Task requirements
Report the count of lines that carry the string "Vehicle", and add nothing.

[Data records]

— Start —

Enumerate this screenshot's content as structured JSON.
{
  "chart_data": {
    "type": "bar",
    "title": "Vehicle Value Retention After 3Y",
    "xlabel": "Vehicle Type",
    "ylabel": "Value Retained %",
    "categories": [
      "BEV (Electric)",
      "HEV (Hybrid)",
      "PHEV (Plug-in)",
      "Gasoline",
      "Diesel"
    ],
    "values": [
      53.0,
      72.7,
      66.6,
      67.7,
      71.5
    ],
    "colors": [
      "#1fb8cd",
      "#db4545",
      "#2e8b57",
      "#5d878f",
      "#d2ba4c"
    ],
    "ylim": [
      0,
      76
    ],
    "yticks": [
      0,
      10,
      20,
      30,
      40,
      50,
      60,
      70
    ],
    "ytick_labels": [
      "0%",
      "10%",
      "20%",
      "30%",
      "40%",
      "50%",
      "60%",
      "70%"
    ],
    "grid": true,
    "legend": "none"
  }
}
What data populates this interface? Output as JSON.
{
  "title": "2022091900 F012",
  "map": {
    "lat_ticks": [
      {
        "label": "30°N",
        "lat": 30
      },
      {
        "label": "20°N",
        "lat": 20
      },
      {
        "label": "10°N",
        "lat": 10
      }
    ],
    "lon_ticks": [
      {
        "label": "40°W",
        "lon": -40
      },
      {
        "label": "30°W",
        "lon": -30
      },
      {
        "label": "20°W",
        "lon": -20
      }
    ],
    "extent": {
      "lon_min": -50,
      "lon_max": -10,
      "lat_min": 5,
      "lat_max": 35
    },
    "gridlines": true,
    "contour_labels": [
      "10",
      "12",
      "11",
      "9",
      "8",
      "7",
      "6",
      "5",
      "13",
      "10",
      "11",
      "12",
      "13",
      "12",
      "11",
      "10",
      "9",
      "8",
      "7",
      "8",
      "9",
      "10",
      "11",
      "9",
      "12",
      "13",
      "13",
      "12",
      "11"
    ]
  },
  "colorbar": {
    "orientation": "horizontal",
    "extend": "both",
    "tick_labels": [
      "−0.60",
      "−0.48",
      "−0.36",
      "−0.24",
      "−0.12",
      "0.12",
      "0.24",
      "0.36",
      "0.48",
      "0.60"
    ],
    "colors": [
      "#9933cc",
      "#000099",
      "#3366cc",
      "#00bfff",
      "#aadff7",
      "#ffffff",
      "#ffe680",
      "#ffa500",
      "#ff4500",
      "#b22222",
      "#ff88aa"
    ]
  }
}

— End —
— Start —

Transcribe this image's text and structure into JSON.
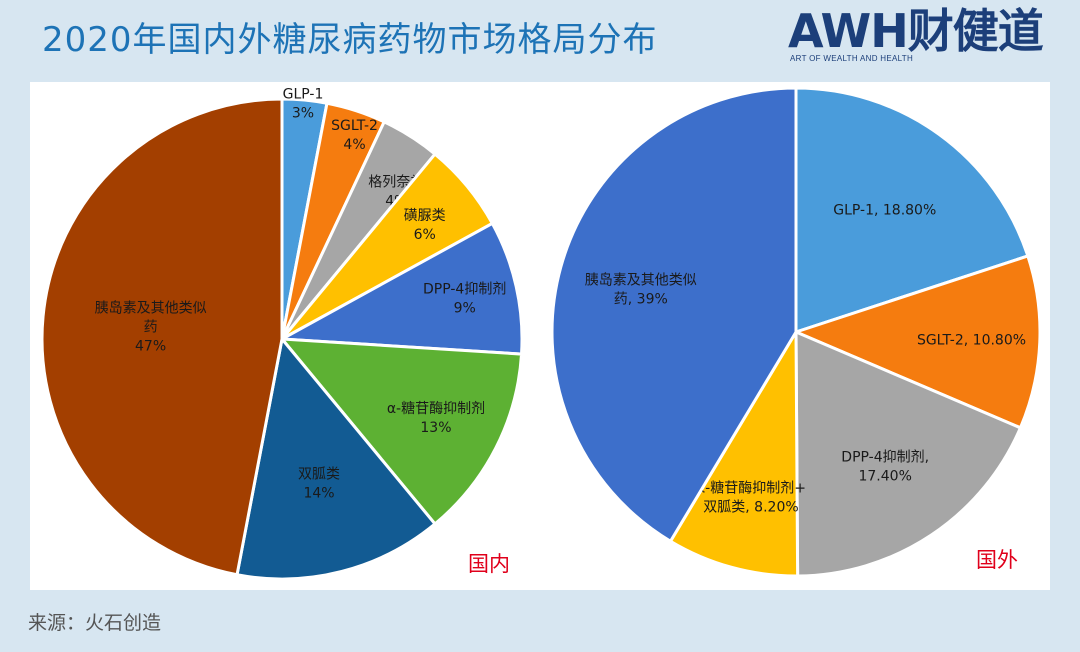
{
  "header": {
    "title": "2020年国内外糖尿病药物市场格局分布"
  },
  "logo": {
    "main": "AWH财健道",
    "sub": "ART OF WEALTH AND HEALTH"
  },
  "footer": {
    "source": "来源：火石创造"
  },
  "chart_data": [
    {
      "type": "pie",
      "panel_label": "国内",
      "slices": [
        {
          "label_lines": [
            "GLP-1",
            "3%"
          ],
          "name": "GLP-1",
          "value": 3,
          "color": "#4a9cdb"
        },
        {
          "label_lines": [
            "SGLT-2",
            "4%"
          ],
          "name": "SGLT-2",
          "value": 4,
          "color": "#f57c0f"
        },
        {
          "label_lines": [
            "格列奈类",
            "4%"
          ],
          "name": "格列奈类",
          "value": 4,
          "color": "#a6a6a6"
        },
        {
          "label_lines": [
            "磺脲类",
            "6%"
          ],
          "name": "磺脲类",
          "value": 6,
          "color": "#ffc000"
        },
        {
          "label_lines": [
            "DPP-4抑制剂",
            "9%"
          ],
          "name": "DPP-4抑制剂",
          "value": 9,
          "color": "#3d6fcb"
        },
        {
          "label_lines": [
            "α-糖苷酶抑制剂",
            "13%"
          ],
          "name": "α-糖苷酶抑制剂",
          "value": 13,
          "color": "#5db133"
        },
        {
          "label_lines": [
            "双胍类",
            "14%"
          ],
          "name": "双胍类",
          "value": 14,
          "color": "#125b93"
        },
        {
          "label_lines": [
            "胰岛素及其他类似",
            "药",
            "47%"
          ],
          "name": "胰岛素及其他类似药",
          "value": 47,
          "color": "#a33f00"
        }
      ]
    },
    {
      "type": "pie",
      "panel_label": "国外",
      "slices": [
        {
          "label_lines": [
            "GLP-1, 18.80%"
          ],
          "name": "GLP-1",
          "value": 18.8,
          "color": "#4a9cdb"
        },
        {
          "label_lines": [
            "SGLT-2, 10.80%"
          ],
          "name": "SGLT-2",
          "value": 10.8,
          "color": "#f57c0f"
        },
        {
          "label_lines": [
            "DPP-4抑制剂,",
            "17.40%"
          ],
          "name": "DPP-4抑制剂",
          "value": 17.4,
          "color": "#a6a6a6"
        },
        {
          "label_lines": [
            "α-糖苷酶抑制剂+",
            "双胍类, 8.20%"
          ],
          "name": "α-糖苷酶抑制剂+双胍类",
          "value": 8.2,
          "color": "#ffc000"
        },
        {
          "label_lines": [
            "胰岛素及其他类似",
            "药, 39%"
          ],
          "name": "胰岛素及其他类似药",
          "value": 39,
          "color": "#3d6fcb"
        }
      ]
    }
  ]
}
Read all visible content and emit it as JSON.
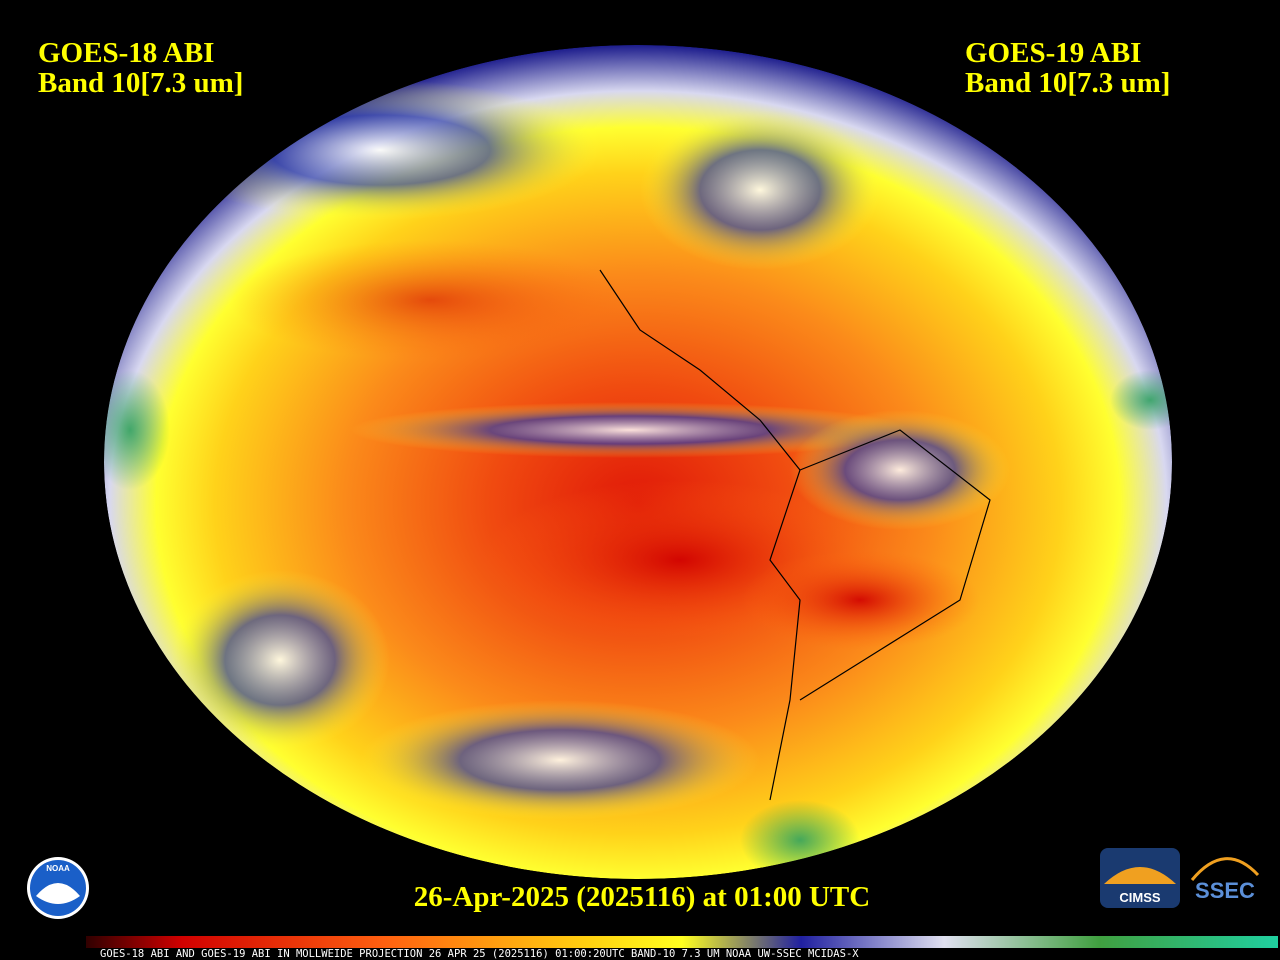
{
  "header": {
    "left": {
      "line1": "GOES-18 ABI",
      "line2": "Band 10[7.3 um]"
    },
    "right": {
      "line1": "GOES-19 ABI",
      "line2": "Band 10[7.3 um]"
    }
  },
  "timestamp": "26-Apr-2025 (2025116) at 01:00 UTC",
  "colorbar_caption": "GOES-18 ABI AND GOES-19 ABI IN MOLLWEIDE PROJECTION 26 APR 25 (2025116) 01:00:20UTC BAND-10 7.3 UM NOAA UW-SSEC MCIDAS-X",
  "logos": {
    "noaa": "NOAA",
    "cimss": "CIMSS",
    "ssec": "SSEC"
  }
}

— End —
— Start —

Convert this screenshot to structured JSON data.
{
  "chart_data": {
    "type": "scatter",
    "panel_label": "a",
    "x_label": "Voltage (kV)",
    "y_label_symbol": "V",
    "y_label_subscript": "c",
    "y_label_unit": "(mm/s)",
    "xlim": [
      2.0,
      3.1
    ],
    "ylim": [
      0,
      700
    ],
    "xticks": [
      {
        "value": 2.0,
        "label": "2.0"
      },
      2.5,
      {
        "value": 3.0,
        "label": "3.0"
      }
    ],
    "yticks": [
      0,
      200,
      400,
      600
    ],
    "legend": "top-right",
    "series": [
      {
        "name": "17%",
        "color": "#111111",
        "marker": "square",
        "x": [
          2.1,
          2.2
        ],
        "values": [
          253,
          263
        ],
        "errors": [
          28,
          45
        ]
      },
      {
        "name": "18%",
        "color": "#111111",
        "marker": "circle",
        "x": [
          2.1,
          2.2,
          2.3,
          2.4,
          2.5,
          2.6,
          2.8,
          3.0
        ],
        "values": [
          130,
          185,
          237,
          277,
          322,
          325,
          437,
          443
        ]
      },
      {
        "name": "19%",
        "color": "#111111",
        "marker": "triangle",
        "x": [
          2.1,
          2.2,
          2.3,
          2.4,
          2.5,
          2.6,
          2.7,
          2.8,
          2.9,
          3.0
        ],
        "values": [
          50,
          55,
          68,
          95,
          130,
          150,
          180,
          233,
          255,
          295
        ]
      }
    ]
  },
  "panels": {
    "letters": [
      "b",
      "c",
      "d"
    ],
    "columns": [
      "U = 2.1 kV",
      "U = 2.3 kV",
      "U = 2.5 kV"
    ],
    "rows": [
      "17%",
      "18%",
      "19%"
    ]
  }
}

— End —

Task result
2